## Work to complete
Collect each line of the entries that holds the string "this".

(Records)
-=-=-=-=-
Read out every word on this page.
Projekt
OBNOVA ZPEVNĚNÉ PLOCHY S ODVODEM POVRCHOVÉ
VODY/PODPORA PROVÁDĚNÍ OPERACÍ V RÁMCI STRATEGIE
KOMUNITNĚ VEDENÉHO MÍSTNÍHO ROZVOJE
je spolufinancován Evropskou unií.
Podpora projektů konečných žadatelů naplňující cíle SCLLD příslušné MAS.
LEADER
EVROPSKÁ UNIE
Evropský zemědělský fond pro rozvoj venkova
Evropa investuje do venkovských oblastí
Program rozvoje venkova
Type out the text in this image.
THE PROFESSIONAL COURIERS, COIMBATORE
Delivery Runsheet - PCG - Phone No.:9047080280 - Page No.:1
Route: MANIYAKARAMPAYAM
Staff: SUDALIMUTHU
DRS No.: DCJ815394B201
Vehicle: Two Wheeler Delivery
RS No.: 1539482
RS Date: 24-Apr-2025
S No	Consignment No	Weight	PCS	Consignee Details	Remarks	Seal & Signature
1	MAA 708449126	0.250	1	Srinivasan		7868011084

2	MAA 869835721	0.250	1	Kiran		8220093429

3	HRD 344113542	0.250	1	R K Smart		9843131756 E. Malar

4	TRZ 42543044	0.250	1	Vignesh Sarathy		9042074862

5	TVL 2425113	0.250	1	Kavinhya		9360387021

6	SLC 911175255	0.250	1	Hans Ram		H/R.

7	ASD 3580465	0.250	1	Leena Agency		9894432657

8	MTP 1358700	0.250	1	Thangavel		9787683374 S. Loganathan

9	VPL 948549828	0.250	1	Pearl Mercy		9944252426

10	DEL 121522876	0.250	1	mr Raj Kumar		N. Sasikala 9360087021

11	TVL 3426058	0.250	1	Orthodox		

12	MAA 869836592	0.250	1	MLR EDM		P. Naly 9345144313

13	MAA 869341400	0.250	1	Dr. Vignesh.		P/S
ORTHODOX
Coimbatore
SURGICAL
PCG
-=-=-=-=-
## Task solution
Read out every word on this page.
Type out the text in this image.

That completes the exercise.